§ Problem details: From the listing below, extract each entry exactly as written, minus the images.

§ Entries:
──────────

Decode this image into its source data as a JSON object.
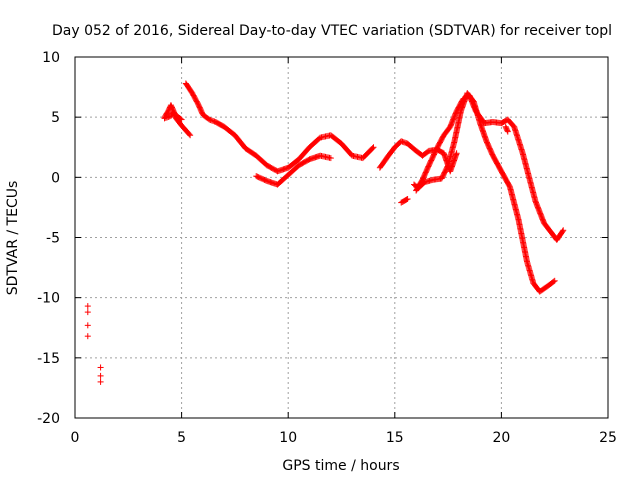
{
  "chart_data": {
    "type": "scatter",
    "title": "Day 052 of 2016, Sidereal Day-to-day VTEC variation (SDTVAR) for receiver topl",
    "xlabel": "GPS time / hours",
    "ylabel": "SDTVAR / TECUs",
    "xlim": [
      0,
      25
    ],
    "ylim": [
      -20,
      10
    ],
    "xticks": [
      "0",
      "5",
      "10",
      "15",
      "20",
      "25"
    ],
    "yticks": [
      "-20",
      "-15",
      "-10",
      "-5",
      "0",
      "5",
      "10"
    ],
    "grid": true,
    "marker": "plus",
    "color": "#ff0000",
    "series": [
      {
        "segments": [
          [
            [
              0.6,
              -10.7
            ],
            [
              0.6,
              -11.2
            ],
            [
              0.6,
              -12.3
            ],
            [
              0.6,
              -13.2
            ]
          ],
          [
            [
              1.2,
              -15.8
            ],
            [
              1.2,
              -16.5
            ],
            [
              1.2,
              -17.0
            ]
          ],
          [
            [
              4.2,
              4.9
            ],
            [
              4.5,
              5.1
            ],
            [
              4.6,
              5.4
            ],
            [
              4.7,
              5.0
            ],
            [
              5.0,
              4.3
            ],
            [
              5.2,
              3.9
            ],
            [
              5.4,
              3.5
            ]
          ],
          [
            [
              4.2,
              5.0
            ],
            [
              4.4,
              5.6
            ],
            [
              4.5,
              6.0
            ],
            [
              4.7,
              5.2
            ],
            [
              5.0,
              4.8
            ]
          ],
          [
            [
              5.2,
              7.8
            ],
            [
              5.5,
              7.0
            ],
            [
              5.8,
              6.0
            ],
            [
              6.0,
              5.2
            ],
            [
              6.3,
              4.8
            ],
            [
              6.6,
              4.6
            ],
            [
              7.0,
              4.2
            ],
            [
              7.5,
              3.5
            ],
            [
              8.0,
              2.4
            ],
            [
              8.5,
              1.8
            ],
            [
              9.0,
              1.0
            ],
            [
              9.5,
              0.5
            ],
            [
              10.0,
              0.8
            ],
            [
              10.5,
              1.5
            ],
            [
              11.0,
              2.5
            ],
            [
              11.5,
              3.3
            ],
            [
              12.0,
              3.5
            ],
            [
              12.5,
              2.8
            ],
            [
              13.0,
              1.8
            ],
            [
              13.5,
              1.6
            ],
            [
              14.0,
              2.5
            ]
          ],
          [
            [
              8.5,
              0.1
            ],
            [
              9.0,
              -0.3
            ],
            [
              9.5,
              -0.6
            ],
            [
              10.0,
              0.2
            ],
            [
              10.5,
              1.0
            ],
            [
              11.0,
              1.5
            ],
            [
              11.5,
              1.8
            ],
            [
              12.0,
              1.6
            ]
          ],
          [
            [
              14.3,
              0.8
            ],
            [
              14.7,
              1.8
            ],
            [
              15.0,
              2.5
            ],
            [
              15.3,
              3.0
            ],
            [
              15.6,
              2.8
            ],
            [
              16.0,
              2.2
            ],
            [
              16.3,
              1.8
            ],
            [
              16.6,
              2.2
            ],
            [
              17.0,
              2.3
            ],
            [
              17.3,
              2.0
            ],
            [
              17.6,
              0.5
            ],
            [
              17.9,
              2.0
            ]
          ],
          [
            [
              15.3,
              -2.1
            ],
            [
              15.6,
              -1.8
            ]
          ],
          [
            [
              15.9,
              -0.6
            ],
            [
              16.1,
              -0.9
            ],
            [
              16.4,
              -0.4
            ],
            [
              16.8,
              -0.2
            ],
            [
              17.2,
              -0.1
            ],
            [
              17.5,
              1.0
            ],
            [
              17.8,
              3.0
            ],
            [
              18.1,
              5.5
            ],
            [
              18.4,
              7.0
            ],
            [
              18.7,
              6.3
            ],
            [
              19.0,
              4.5
            ],
            [
              19.3,
              3.0
            ],
            [
              19.6,
              1.8
            ],
            [
              20.0,
              0.5
            ],
            [
              20.4,
              -0.8
            ],
            [
              20.8,
              -3.5
            ],
            [
              21.2,
              -7.0
            ],
            [
              21.5,
              -8.8
            ],
            [
              21.8,
              -9.5
            ],
            [
              22.2,
              -9.0
            ],
            [
              22.5,
              -8.6
            ]
          ],
          [
            [
              16.0,
              -1.1
            ],
            [
              16.3,
              -0.2
            ],
            [
              16.6,
              1.0
            ],
            [
              17.0,
              2.5
            ],
            [
              17.3,
              3.5
            ],
            [
              17.6,
              4.2
            ],
            [
              17.9,
              5.5
            ],
            [
              18.2,
              6.5
            ],
            [
              18.5,
              6.8
            ],
            [
              18.8,
              5.5
            ],
            [
              19.2,
              4.5
            ],
            [
              19.6,
              4.6
            ],
            [
              20.0,
              4.5
            ],
            [
              20.3,
              4.8
            ],
            [
              20.6,
              4.2
            ],
            [
              21.0,
              2.0
            ],
            [
              21.3,
              0.0
            ],
            [
              21.6,
              -2.0
            ],
            [
              22.0,
              -3.8
            ],
            [
              22.3,
              -4.5
            ],
            [
              22.6,
              -5.2
            ],
            [
              22.9,
              -4.4
            ]
          ],
          [
            [
              20.2,
              4.2
            ],
            [
              20.3,
              3.8
            ]
          ]
        ]
      }
    ]
  }
}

──────────

§ Exercise output:
Decode this image into its source data as a JSON object.
{
  "chart_data": {
    "type": "scatter",
    "title": "Day 052 of 2016, Sidereal Day-to-day VTEC variation (SDTVAR) for receiver topl",
    "xlabel": "GPS time / hours",
    "ylabel": "SDTVAR / TECUs",
    "xlim": [
      0,
      25
    ],
    "ylim": [
      -20,
      10
    ],
    "xticks": [
      "0",
      "5",
      "10",
      "15",
      "20",
      "25"
    ],
    "yticks": [
      "-20",
      "-15",
      "-10",
      "-5",
      "0",
      "5",
      "10"
    ],
    "grid": true,
    "marker": "plus",
    "color": "#ff0000",
    "series": [
      {
        "segments": [
          [
            [
              0.6,
              -10.7
            ],
            [
              0.6,
              -11.2
            ],
            [
              0.6,
              -12.3
            ],
            [
              0.6,
              -13.2
            ]
          ],
          [
            [
              1.2,
              -15.8
            ],
            [
              1.2,
              -16.5
            ],
            [
              1.2,
              -17.0
            ]
          ],
          [
            [
              4.2,
              4.9
            ],
            [
              4.5,
              5.1
            ],
            [
              4.6,
              5.4
            ],
            [
              4.7,
              5.0
            ],
            [
              5.0,
              4.3
            ],
            [
              5.2,
              3.9
            ],
            [
              5.4,
              3.5
            ]
          ],
          [
            [
              4.2,
              5.0
            ],
            [
              4.4,
              5.6
            ],
            [
              4.5,
              6.0
            ],
            [
              4.7,
              5.2
            ],
            [
              5.0,
              4.8
            ]
          ],
          [
            [
              5.2,
              7.8
            ],
            [
              5.5,
              7.0
            ],
            [
              5.8,
              6.0
            ],
            [
              6.0,
              5.2
            ],
            [
              6.3,
              4.8
            ],
            [
              6.6,
              4.6
            ],
            [
              7.0,
              4.2
            ],
            [
              7.5,
              3.5
            ],
            [
              8.0,
              2.4
            ],
            [
              8.5,
              1.8
            ],
            [
              9.0,
              1.0
            ],
            [
              9.5,
              0.5
            ],
            [
              10.0,
              0.8
            ],
            [
              10.5,
              1.5
            ],
            [
              11.0,
              2.5
            ],
            [
              11.5,
              3.3
            ],
            [
              12.0,
              3.5
            ],
            [
              12.5,
              2.8
            ],
            [
              13.0,
              1.8
            ],
            [
              13.5,
              1.6
            ],
            [
              14.0,
              2.5
            ]
          ],
          [
            [
              8.5,
              0.1
            ],
            [
              9.0,
              -0.3
            ],
            [
              9.5,
              -0.6
            ],
            [
              10.0,
              0.2
            ],
            [
              10.5,
              1.0
            ],
            [
              11.0,
              1.5
            ],
            [
              11.5,
              1.8
            ],
            [
              12.0,
              1.6
            ]
          ],
          [
            [
              14.3,
              0.8
            ],
            [
              14.7,
              1.8
            ],
            [
              15.0,
              2.5
            ],
            [
              15.3,
              3.0
            ],
            [
              15.6,
              2.8
            ],
            [
              16.0,
              2.2
            ],
            [
              16.3,
              1.8
            ],
            [
              16.6,
              2.2
            ],
            [
              17.0,
              2.3
            ],
            [
              17.3,
              2.0
            ],
            [
              17.6,
              0.5
            ],
            [
              17.9,
              2.0
            ]
          ],
          [
            [
              15.3,
              -2.1
            ],
            [
              15.6,
              -1.8
            ]
          ],
          [
            [
              15.9,
              -0.6
            ],
            [
              16.1,
              -0.9
            ],
            [
              16.4,
              -0.4
            ],
            [
              16.8,
              -0.2
            ],
            [
              17.2,
              -0.1
            ],
            [
              17.5,
              1.0
            ],
            [
              17.8,
              3.0
            ],
            [
              18.1,
              5.5
            ],
            [
              18.4,
              7.0
            ],
            [
              18.7,
              6.3
            ],
            [
              19.0,
              4.5
            ],
            [
              19.3,
              3.0
            ],
            [
              19.6,
              1.8
            ],
            [
              20.0,
              0.5
            ],
            [
              20.4,
              -0.8
            ],
            [
              20.8,
              -3.5
            ],
            [
              21.2,
              -7.0
            ],
            [
              21.5,
              -8.8
            ],
            [
              21.8,
              -9.5
            ],
            [
              22.2,
              -9.0
            ],
            [
              22.5,
              -8.6
            ]
          ],
          [
            [
              16.0,
              -1.1
            ],
            [
              16.3,
              -0.2
            ],
            [
              16.6,
              1.0
            ],
            [
              17.0,
              2.5
            ],
            [
              17.3,
              3.5
            ],
            [
              17.6,
              4.2
            ],
            [
              17.9,
              5.5
            ],
            [
              18.2,
              6.5
            ],
            [
              18.5,
              6.8
            ],
            [
              18.8,
              5.5
            ],
            [
              19.2,
              4.5
            ],
            [
              19.6,
              4.6
            ],
            [
              20.0,
              4.5
            ],
            [
              20.3,
              4.8
            ],
            [
              20.6,
              4.2
            ],
            [
              21.0,
              2.0
            ],
            [
              21.3,
              0.0
            ],
            [
              21.6,
              -2.0
            ],
            [
              22.0,
              -3.8
            ],
            [
              22.3,
              -4.5
            ],
            [
              22.6,
              -5.2
            ],
            [
              22.9,
              -4.4
            ]
          ],
          [
            [
              20.2,
              4.2
            ],
            [
              20.3,
              3.8
            ]
          ]
        ]
      }
    ]
  }
}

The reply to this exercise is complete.